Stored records
·····

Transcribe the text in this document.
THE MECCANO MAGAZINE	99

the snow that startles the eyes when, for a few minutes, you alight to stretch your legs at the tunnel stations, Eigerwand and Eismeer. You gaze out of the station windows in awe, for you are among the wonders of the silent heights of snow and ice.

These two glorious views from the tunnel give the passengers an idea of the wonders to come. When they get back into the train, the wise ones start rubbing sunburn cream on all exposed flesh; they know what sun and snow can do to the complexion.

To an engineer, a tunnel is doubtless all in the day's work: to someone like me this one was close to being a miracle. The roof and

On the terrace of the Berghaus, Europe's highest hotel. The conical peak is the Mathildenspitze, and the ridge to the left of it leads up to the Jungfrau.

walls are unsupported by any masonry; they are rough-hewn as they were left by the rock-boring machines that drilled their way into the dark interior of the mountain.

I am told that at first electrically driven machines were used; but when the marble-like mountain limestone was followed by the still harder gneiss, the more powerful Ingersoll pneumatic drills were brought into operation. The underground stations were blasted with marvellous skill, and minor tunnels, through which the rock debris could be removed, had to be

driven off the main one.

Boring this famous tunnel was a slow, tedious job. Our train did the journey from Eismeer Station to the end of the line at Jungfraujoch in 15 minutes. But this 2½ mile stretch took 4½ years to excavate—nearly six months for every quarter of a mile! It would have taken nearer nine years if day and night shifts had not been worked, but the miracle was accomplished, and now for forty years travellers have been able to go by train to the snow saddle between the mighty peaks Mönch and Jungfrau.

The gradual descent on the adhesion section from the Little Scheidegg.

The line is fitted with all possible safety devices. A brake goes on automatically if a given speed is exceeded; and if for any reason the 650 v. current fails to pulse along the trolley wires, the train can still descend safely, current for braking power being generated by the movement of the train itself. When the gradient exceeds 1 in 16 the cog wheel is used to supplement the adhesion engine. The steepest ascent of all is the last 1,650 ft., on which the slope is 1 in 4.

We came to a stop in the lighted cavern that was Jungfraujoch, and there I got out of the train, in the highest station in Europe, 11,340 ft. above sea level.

·····

(What is asked): Go through the material and select each line with the string "rock" in it.

(Response for this exercise):
walls are unsupported by any masonry; they are rough-hewn as they were left by the rock-boring machines that drilled their way into the dark interior of the mountain.
I am told that at first electrically driven machines were used; but when the marble-like mountain limestone was followed by the still harder gneiss, the more powerful Ingersoll pneumatic drills were brought into operation. The underground stations were blasted with marvellous skill, and minor tunnels, through which the rock debris could be removed, had to be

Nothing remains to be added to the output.